Recorded data
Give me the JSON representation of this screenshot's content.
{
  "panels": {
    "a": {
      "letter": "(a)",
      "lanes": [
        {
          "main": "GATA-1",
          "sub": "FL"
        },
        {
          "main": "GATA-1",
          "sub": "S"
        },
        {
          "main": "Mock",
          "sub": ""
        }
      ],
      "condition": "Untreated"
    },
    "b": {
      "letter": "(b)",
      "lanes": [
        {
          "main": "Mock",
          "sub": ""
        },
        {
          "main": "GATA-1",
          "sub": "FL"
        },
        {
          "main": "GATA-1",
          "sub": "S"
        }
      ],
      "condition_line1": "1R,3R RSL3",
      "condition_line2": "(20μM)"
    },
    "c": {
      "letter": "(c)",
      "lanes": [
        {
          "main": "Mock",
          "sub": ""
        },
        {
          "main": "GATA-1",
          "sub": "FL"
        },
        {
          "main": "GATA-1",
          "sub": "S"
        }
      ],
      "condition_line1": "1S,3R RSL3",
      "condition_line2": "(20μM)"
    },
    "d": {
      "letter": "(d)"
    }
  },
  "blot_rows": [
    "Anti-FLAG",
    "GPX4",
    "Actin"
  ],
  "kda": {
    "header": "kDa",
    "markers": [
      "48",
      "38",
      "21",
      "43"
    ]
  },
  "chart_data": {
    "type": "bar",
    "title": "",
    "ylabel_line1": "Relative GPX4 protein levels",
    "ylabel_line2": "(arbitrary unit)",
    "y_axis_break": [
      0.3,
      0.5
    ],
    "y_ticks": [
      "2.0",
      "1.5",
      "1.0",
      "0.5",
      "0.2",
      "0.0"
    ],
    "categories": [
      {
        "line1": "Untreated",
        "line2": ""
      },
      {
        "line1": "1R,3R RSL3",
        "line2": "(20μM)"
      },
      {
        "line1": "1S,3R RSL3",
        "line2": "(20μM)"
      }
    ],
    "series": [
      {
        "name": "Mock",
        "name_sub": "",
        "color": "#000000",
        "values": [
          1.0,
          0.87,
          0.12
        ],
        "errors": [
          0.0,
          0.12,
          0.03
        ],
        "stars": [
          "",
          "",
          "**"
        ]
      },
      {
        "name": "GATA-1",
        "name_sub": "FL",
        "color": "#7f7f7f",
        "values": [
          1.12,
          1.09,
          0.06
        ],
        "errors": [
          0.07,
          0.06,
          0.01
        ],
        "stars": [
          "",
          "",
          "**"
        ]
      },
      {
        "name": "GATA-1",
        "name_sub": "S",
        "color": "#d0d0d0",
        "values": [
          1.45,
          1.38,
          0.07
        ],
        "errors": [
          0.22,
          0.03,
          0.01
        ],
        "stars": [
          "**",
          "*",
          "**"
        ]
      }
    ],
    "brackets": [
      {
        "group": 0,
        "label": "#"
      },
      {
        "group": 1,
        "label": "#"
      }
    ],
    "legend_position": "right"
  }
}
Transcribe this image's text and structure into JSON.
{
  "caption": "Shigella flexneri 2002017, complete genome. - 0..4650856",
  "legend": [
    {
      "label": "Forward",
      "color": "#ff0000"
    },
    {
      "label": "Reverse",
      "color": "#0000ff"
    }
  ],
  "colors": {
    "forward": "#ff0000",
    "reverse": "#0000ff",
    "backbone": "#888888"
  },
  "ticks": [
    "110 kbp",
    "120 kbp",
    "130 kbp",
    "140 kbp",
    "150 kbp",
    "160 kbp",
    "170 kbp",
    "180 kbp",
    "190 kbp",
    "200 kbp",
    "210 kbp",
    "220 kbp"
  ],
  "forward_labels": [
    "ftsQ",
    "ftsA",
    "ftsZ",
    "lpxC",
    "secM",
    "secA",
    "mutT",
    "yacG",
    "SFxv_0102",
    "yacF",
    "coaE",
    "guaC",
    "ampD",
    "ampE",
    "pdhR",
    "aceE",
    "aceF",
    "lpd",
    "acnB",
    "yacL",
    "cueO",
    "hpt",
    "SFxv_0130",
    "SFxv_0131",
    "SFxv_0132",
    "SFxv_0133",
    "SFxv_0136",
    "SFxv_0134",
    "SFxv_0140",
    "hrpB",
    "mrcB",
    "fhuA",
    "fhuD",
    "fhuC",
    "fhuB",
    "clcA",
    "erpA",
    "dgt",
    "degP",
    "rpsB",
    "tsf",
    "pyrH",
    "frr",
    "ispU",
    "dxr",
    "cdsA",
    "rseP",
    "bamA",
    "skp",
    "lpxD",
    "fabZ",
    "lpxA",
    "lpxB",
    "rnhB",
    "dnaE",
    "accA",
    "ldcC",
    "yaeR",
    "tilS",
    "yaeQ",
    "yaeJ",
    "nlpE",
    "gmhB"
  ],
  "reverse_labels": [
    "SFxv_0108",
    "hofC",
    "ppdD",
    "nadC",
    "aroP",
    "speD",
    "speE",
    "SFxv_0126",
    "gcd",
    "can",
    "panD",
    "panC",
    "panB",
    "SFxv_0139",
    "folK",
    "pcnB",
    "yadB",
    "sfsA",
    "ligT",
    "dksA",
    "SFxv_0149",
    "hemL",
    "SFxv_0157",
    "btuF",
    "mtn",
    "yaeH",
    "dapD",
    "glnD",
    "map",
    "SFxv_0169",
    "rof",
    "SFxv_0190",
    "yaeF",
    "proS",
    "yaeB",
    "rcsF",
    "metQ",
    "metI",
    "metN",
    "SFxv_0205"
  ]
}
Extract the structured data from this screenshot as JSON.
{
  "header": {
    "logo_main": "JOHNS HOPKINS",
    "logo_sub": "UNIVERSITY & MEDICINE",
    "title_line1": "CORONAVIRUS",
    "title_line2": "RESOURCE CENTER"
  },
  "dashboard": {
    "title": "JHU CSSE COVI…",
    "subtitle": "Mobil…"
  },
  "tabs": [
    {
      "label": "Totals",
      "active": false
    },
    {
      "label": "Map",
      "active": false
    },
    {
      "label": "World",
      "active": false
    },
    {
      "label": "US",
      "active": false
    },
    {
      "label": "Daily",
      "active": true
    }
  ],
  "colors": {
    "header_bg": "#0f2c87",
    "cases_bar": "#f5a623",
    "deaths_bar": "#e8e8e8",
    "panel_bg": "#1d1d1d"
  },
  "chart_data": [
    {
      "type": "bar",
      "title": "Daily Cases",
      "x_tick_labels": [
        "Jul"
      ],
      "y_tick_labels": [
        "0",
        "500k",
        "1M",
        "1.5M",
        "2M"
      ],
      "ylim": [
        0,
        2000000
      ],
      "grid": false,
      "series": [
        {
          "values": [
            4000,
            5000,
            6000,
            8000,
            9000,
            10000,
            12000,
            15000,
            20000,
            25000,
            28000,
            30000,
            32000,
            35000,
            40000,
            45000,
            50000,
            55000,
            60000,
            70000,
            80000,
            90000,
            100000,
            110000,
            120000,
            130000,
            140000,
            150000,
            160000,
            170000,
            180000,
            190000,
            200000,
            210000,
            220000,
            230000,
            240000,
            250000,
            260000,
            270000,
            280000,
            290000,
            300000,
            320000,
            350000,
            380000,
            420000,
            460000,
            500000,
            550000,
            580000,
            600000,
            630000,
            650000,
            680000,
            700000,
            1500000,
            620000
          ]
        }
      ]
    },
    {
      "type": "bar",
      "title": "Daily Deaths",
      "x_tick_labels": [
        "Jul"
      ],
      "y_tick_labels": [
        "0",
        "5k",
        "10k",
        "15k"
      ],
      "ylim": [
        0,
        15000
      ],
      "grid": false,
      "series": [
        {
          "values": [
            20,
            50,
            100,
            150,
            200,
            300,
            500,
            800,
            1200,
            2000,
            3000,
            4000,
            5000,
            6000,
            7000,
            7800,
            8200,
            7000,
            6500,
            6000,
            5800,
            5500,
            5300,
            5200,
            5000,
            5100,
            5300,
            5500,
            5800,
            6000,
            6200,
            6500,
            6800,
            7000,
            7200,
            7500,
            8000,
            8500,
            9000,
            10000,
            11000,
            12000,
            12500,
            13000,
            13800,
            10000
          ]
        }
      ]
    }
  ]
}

## WHAT IS BEING ASKED
Among the lines of the data above, find those with the word "Untreated" and show them.

## OUTPUT BELOW
      "condition": "Untreated"
        "line1": "Untreated",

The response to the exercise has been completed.